━━━━━ Data for the task ━━━━━
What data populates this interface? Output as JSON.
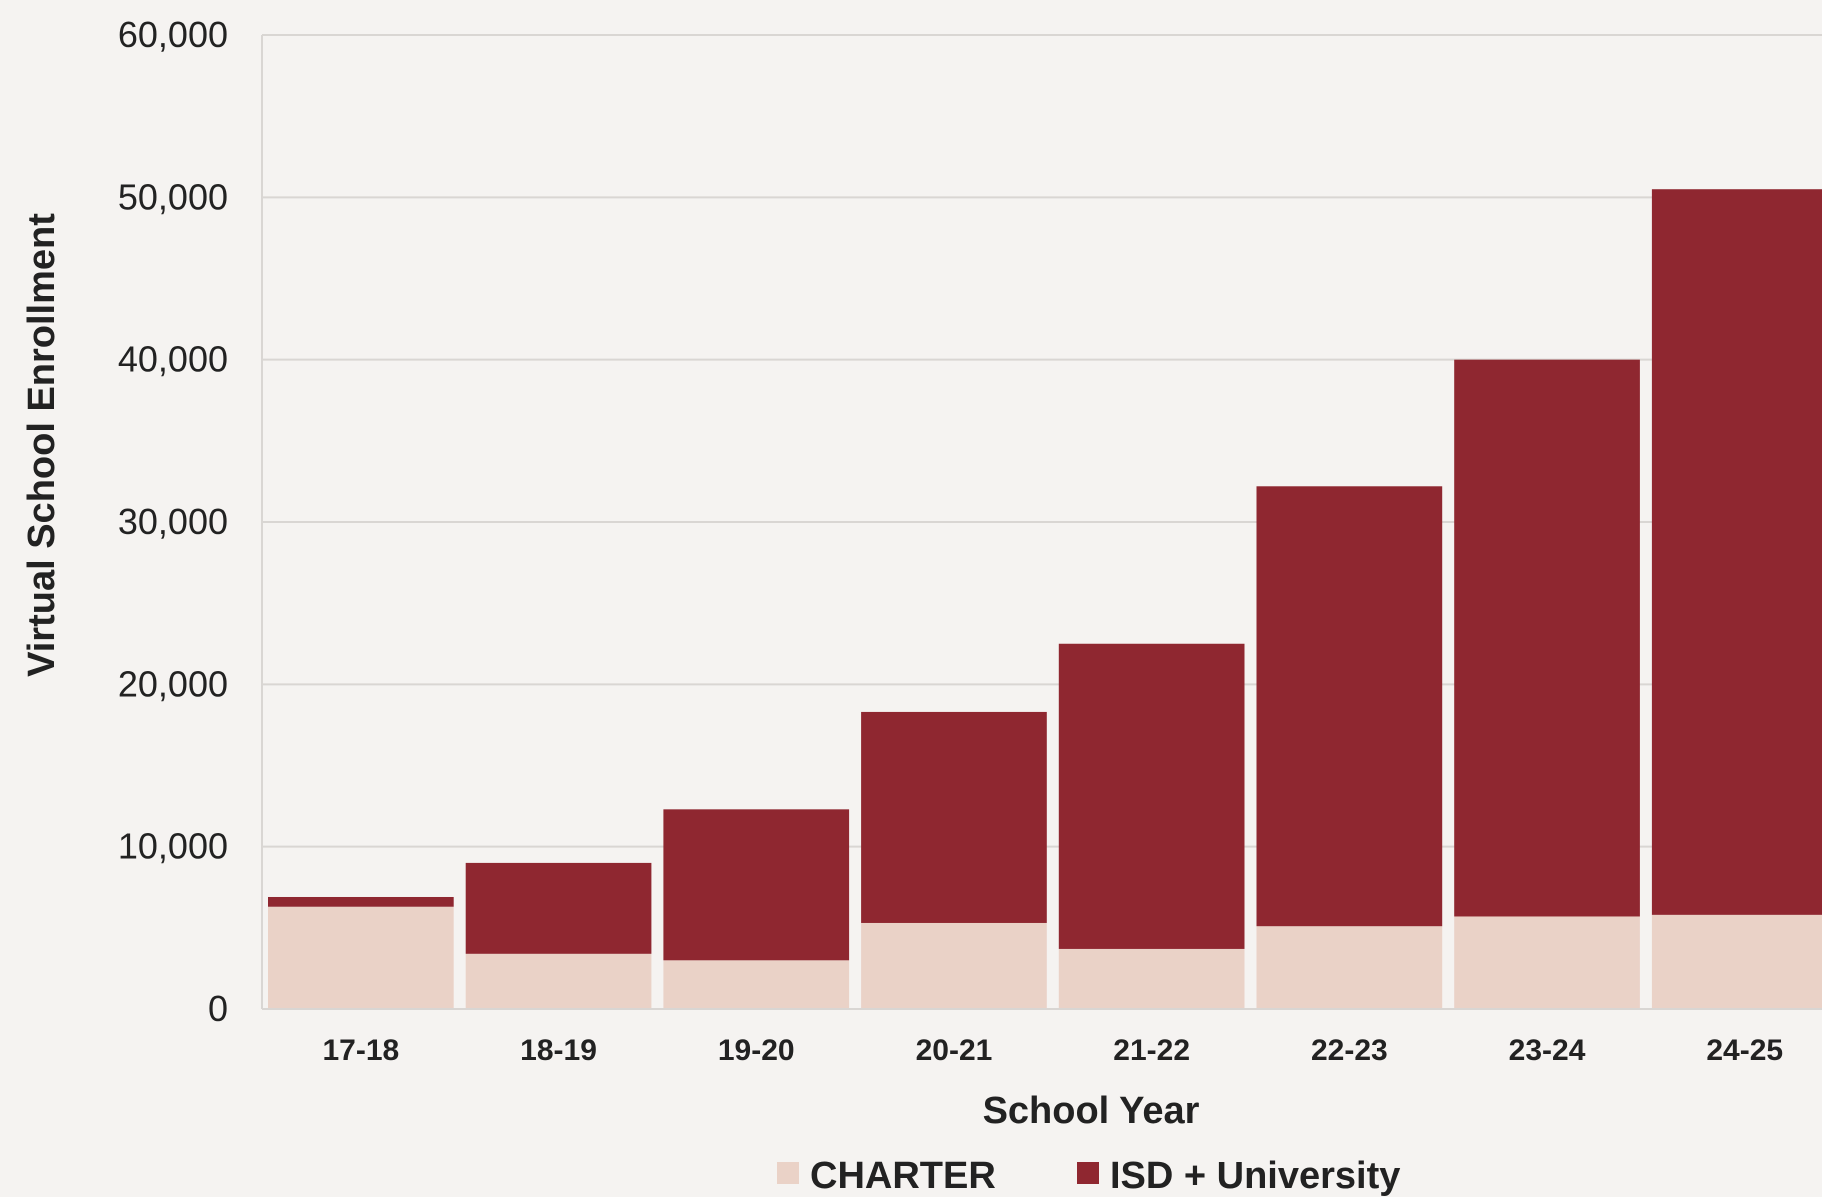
{
  "chart_data": {
    "type": "bar",
    "stacked": true,
    "categories": [
      "17-18",
      "18-19",
      "19-20",
      "20-21",
      "21-22",
      "22-23",
      "23-24",
      "24-25"
    ],
    "series": [
      {
        "name": "CHARTER",
        "color": "#ead2c7",
        "values": [
          6300,
          3400,
          3000,
          5300,
          3700,
          5100,
          5700,
          5800
        ]
      },
      {
        "name": "ISD + University",
        "color": "#8f2730",
        "values": [
          600,
          5600,
          9300,
          13000,
          18800,
          27100,
          34300,
          44700
        ]
      }
    ],
    "xlabel": "School Year",
    "ylabel": "Virtual School Enrollment",
    "ylim": [
      0,
      60000
    ],
    "yticks": [
      0,
      10000,
      20000,
      30000,
      40000,
      50000,
      60000
    ],
    "ytick_labels": [
      "0",
      "10,000",
      "20,000",
      "30,000",
      "40,000",
      "50,000",
      "60,000"
    ],
    "grid": true,
    "gridline_color": "#d9d6d3",
    "legend_position": "bottom"
  }
}
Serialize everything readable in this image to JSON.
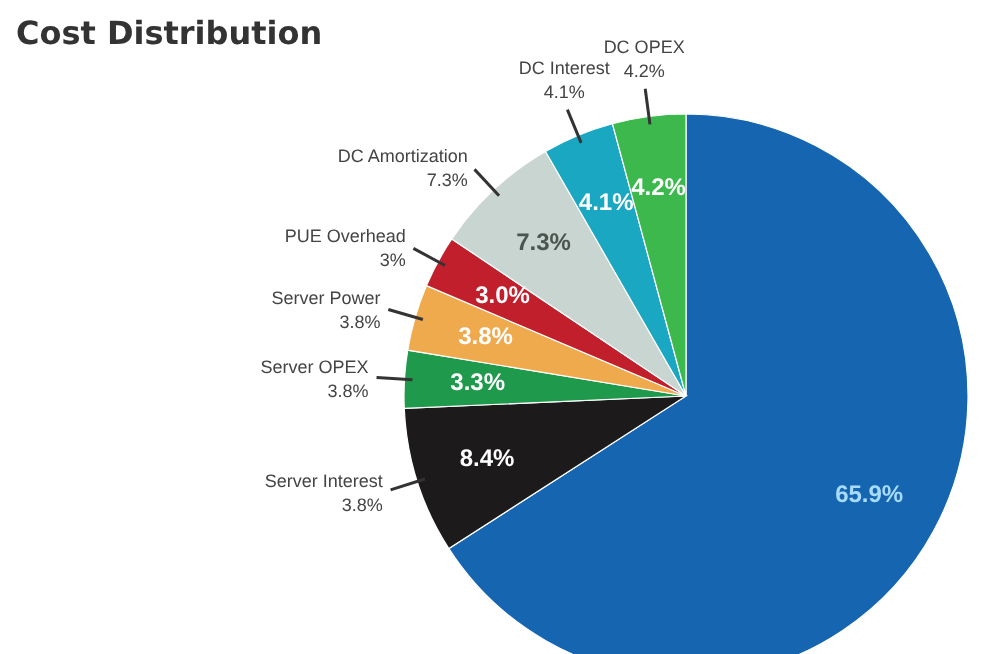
{
  "chart_data": {
    "type": "pie",
    "title": "Cost Distribution",
    "categories": [
      null,
      "Server Interest",
      "Server OPEX",
      "Server Power",
      "PUE Overhead",
      "DC Amortization",
      "DC Interest",
      "DC OPEX"
    ],
    "values": [
      65.9,
      8.4,
      3.3,
      3.8,
      3.0,
      7.3,
      4.1,
      4.2
    ],
    "value_labels": [
      "65.9%",
      "8.4%",
      "3.3%",
      "3.8%",
      "3.0%",
      "7.3%",
      "4.1%",
      "4.2%"
    ],
    "colors": [
      "#1565b0",
      "#1c1a1a",
      "#1f9a4c",
      "#f0aa4e",
      "#c01f2b",
      "#c9d5d0",
      "#1aa7c2",
      "#3db84c"
    ],
    "annotations": [
      {
        "text": "3.8%",
        "x": "Server Interest"
      },
      {
        "text": "3.8%",
        "x": "Server OPEX"
      },
      {
        "text": "3.8%",
        "x": "Server Power"
      },
      {
        "text": "3%",
        "x": "PUE Overhead"
      },
      {
        "text": "7.3%",
        "x": "DC Amortization"
      },
      {
        "text": "4.1%",
        "x": "DC Interest"
      },
      {
        "text": "4.2%",
        "x": "DC OPEX"
      }
    ]
  }
}
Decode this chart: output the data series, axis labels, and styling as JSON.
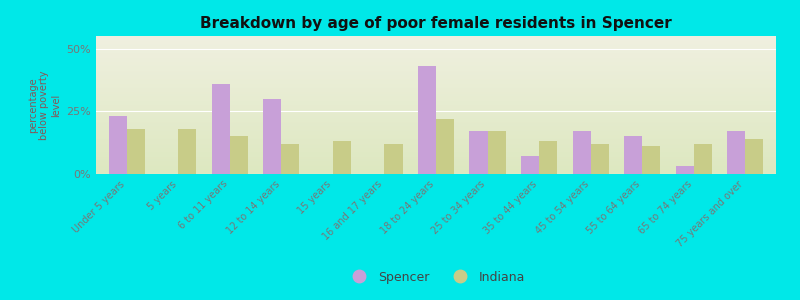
{
  "title": "Breakdown by age of poor female residents in Spencer",
  "ylabel": "percentage\nbelow poverty\nlevel",
  "categories": [
    "Under 5 years",
    "5 years",
    "6 to 11 years",
    "12 to 14 years",
    "15 years",
    "16 and 17 years",
    "18 to 24 years",
    "25 to 34 years",
    "35 to 44 years",
    "45 to 54 years",
    "55 to 64 years",
    "65 to 74 years",
    "75 years and over"
  ],
  "spencer": [
    23,
    0,
    36,
    30,
    0,
    0,
    43,
    17,
    7,
    17,
    15,
    3,
    17
  ],
  "indiana": [
    18,
    18,
    15,
    12,
    13,
    12,
    22,
    17,
    13,
    12,
    11,
    12,
    14
  ],
  "spencer_color": "#c8a0d8",
  "indiana_color": "#c8cc88",
  "background_top": "#f0f0e0",
  "background_bottom": "#dde8c0",
  "bar_width": 0.35,
  "ylim": [
    0,
    55
  ],
  "yticks": [
    0,
    25,
    50
  ],
  "ytick_labels": [
    "0%",
    "25%",
    "50%"
  ],
  "bg_outer": "#00e8e8",
  "legend_spencer": "Spencer",
  "legend_indiana": "Indiana"
}
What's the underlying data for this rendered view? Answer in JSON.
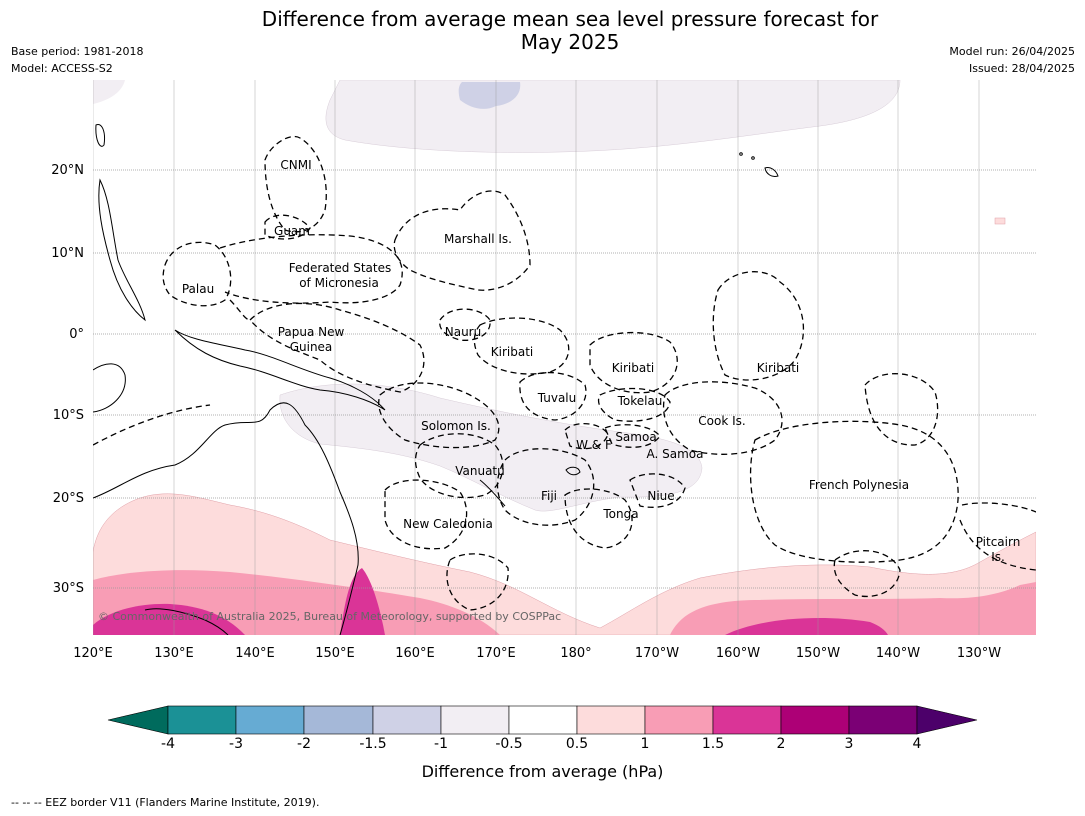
{
  "title_line1": "Difference from average mean sea level pressure forecast for",
  "title_line2": "May 2025",
  "meta_left": [
    "Base period: 1981-2018",
    "Model: ACCESS-S2"
  ],
  "meta_right": [
    "Model run: 26/04/2025",
    "Issued: 28/04/2025"
  ],
  "lat_labels": [
    "20°N",
    "10°N",
    "0°",
    "10°S",
    "20°S",
    "30°S"
  ],
  "lon_labels": [
    "120°E",
    "130°E",
    "140°E",
    "150°E",
    "160°E",
    "170°E",
    "180°",
    "170°W",
    "160°W",
    "150°W",
    "140°W",
    "130°W"
  ],
  "copyright": "© Commonwealth of Australia 2025, Bureau of Meteorology, supported by COSPPac",
  "regions": [
    "CNMI",
    "Guam",
    "Marshall Is.",
    "Federated States",
    "of Micronesia",
    "Palau",
    "Papua New",
    "Guinea",
    "Nauru",
    "Kiribati",
    "Kiribati",
    "Kiribati",
    "Tuvalu",
    "Tokelau",
    "Cook Is.",
    "Solomon Is.",
    "W & F",
    "Samoa",
    "A. Samoa",
    "Vanuatu",
    "Fiji",
    "Niue",
    "Tonga",
    "French Polynesia",
    "New Caledonia",
    "Pitcairn",
    "Is."
  ],
  "colorbar": {
    "ticks": [
      "-4",
      "-3",
      "-2",
      "-1.5",
      "-1",
      "-0.5",
      "0.5",
      "1",
      "1.5",
      "2",
      "3",
      "4"
    ],
    "colors": [
      "#006b5d",
      "#1b9196",
      "#66abd3",
      "#a5b8d8",
      "#cfd1e6",
      "#f2eef3",
      "#ffffff",
      "#fddcdc",
      "#f89db5",
      "#da3497",
      "#ad0076",
      "#7b0075",
      "#4c006a"
    ],
    "label": "Difference from average (hPa)"
  },
  "legend_note": "--  --  -- EEZ border V11 (Flanders Marine Institute, 2019)."
}
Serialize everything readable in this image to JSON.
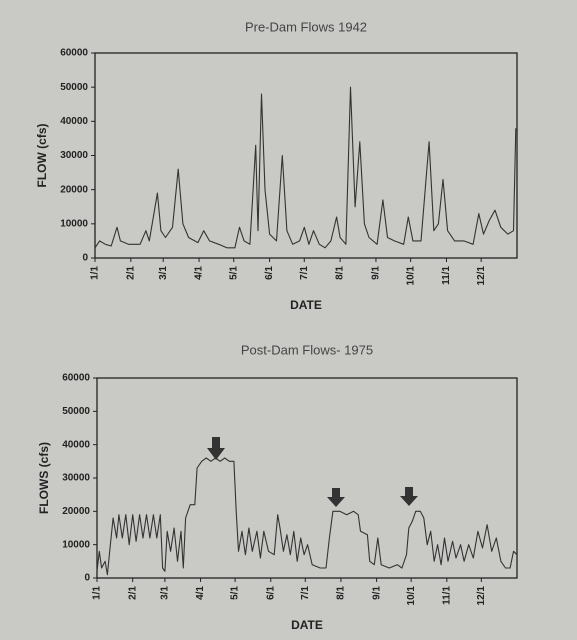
{
  "chart_data": [
    {
      "type": "line",
      "title": "Pre-Dam Flows 1942",
      "x_label": "DATE",
      "y_label": "FLOW (cfs)",
      "color": "#333333",
      "xlim": [
        1,
        366
      ],
      "ylim": [
        0,
        60000
      ],
      "yticks": [
        0,
        10000,
        20000,
        30000,
        40000,
        50000,
        60000
      ],
      "xticks": [
        {
          "value": 1,
          "label": "1/1"
        },
        {
          "value": 32,
          "label": "2/1"
        },
        {
          "value": 60,
          "label": "3/1"
        },
        {
          "value": 91,
          "label": "4/1"
        },
        {
          "value": 121,
          "label": "5/1"
        },
        {
          "value": 152,
          "label": "6/1"
        },
        {
          "value": 182,
          "label": "7/1"
        },
        {
          "value": 213,
          "label": "8/1"
        },
        {
          "value": 244,
          "label": "9/1"
        },
        {
          "value": 274,
          "label": "10/1"
        },
        {
          "value": 305,
          "label": "11/1"
        },
        {
          "value": 335,
          "label": "12/1"
        }
      ],
      "x": [
        1,
        5,
        10,
        15,
        20,
        23,
        30,
        40,
        45,
        48,
        55,
        58,
        62,
        68,
        73,
        77,
        82,
        90,
        95,
        100,
        108,
        115,
        122,
        126,
        130,
        135,
        140,
        142,
        145,
        148,
        152,
        158,
        163,
        167,
        172,
        178,
        182,
        186,
        190,
        195,
        200,
        205,
        210,
        213,
        218,
        222,
        226,
        230,
        234,
        238,
        245,
        250,
        254,
        260,
        268,
        272,
        276,
        283,
        290,
        294,
        298,
        302,
        306,
        312,
        320,
        328,
        333,
        337,
        342,
        347,
        352,
        358,
        363,
        365
      ],
      "values": [
        3000,
        5000,
        4000,
        3500,
        9000,
        5000,
        4000,
        4000,
        8000,
        5000,
        19000,
        8000,
        6000,
        9000,
        26000,
        10000,
        6000,
        4500,
        8000,
        5000,
        4000,
        3000,
        3000,
        9000,
        5000,
        4000,
        33000,
        8000,
        48000,
        20000,
        7000,
        5000,
        30000,
        8000,
        4000,
        5000,
        9000,
        4000,
        8000,
        4000,
        3000,
        5000,
        12000,
        6000,
        4000,
        50000,
        15000,
        34000,
        10000,
        6000,
        4000,
        17000,
        6000,
        5000,
        4000,
        12000,
        5000,
        5000,
        34000,
        8000,
        10000,
        23000,
        8000,
        5000,
        5000,
        4000,
        13000,
        7000,
        11000,
        14000,
        9000,
        7000,
        8000,
        38000
      ]
    },
    {
      "type": "line",
      "title": "Post-Dam Flows- 1975",
      "x_label": "DATE",
      "y_label": "FLOWS (cfs)",
      "color": "#333333",
      "xlim": [
        1,
        366
      ],
      "ylim": [
        0,
        60000
      ],
      "yticks": [
        0,
        10000,
        20000,
        30000,
        40000,
        50000,
        60000
      ],
      "xticks": [
        {
          "value": 1,
          "label": "1/1"
        },
        {
          "value": 32,
          "label": "2/1"
        },
        {
          "value": 60,
          "label": "3/1"
        },
        {
          "value": 91,
          "label": "4/1"
        },
        {
          "value": 121,
          "label": "5/1"
        },
        {
          "value": 152,
          "label": "6/1"
        },
        {
          "value": 182,
          "label": "7/1"
        },
        {
          "value": 213,
          "label": "8/1"
        },
        {
          "value": 244,
          "label": "9/1"
        },
        {
          "value": 274,
          "label": "10/1"
        },
        {
          "value": 305,
          "label": "11/1"
        },
        {
          "value": 335,
          "label": "12/1"
        }
      ],
      "x": [
        1,
        3,
        5,
        8,
        10,
        12,
        15,
        18,
        20,
        23,
        26,
        29,
        32,
        35,
        38,
        41,
        44,
        47,
        50,
        53,
        56,
        58,
        60,
        62,
        65,
        68,
        71,
        74,
        76,
        78,
        82,
        86,
        88,
        92,
        96,
        100,
        104,
        108,
        112,
        116,
        120,
        122,
        124,
        127,
        130,
        133,
        136,
        140,
        143,
        146,
        150,
        155,
        158,
        160,
        163,
        166,
        169,
        172,
        175,
        178,
        181,
        184,
        188,
        195,
        200,
        203,
        206,
        212,
        218,
        224,
        228,
        230,
        236,
        238,
        242,
        245,
        248,
        255,
        262,
        266,
        270,
        272,
        275,
        278,
        282,
        285,
        288,
        291,
        294,
        297,
        300,
        303,
        306,
        310,
        313,
        317,
        320,
        324,
        328,
        332,
        336,
        340,
        344,
        348,
        352,
        356,
        360,
        363,
        366
      ],
      "values": [
        2000,
        8000,
        3000,
        5000,
        1000,
        8000,
        18000,
        12000,
        19000,
        12000,
        19000,
        10000,
        19000,
        11000,
        19000,
        12000,
        19000,
        12000,
        19000,
        12000,
        19000,
        3000,
        2000,
        14000,
        8000,
        15000,
        5000,
        14000,
        3000,
        18000,
        22000,
        22000,
        33000,
        35000,
        36000,
        35000,
        36000,
        35000,
        36000,
        35000,
        35000,
        20000,
        8000,
        14000,
        7000,
        15000,
        8000,
        14000,
        6000,
        14000,
        8000,
        7000,
        19000,
        15000,
        8000,
        13000,
        7000,
        14000,
        5000,
        12000,
        7000,
        10000,
        4000,
        3000,
        3000,
        12000,
        20000,
        20000,
        19000,
        20000,
        19000,
        14000,
        13000,
        5000,
        4000,
        12000,
        4000,
        3000,
        4000,
        3000,
        7000,
        15000,
        17000,
        20000,
        20000,
        18000,
        10000,
        14000,
        5000,
        10000,
        4000,
        12000,
        5000,
        11000,
        6000,
        10000,
        5000,
        10000,
        6000,
        14000,
        9000,
        16000,
        8000,
        12000,
        5000,
        3000,
        3000,
        8000,
        7000
      ]
    }
  ]
}
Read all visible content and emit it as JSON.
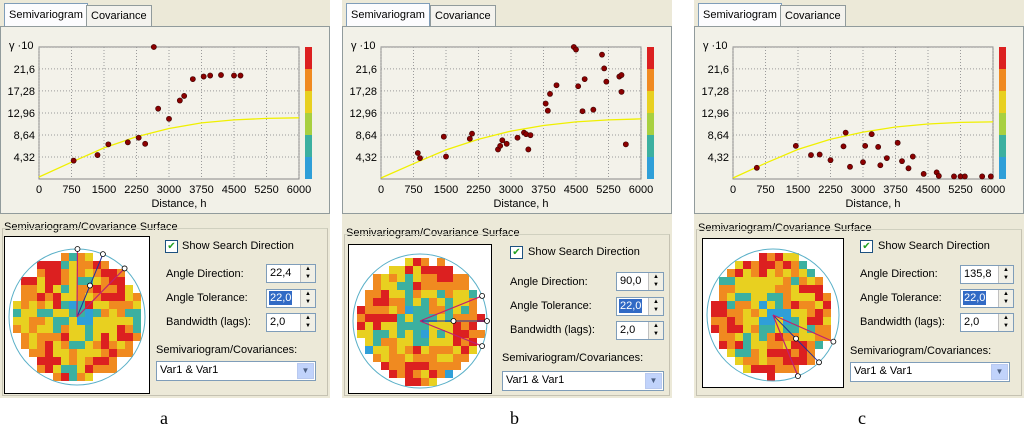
━━━━━
§ Given exercise
Only lines with "series" are wanted here; list each of them.

§ Response below
    "series": [
Decode this chart: output the data series, axis labels, and styling as JSON.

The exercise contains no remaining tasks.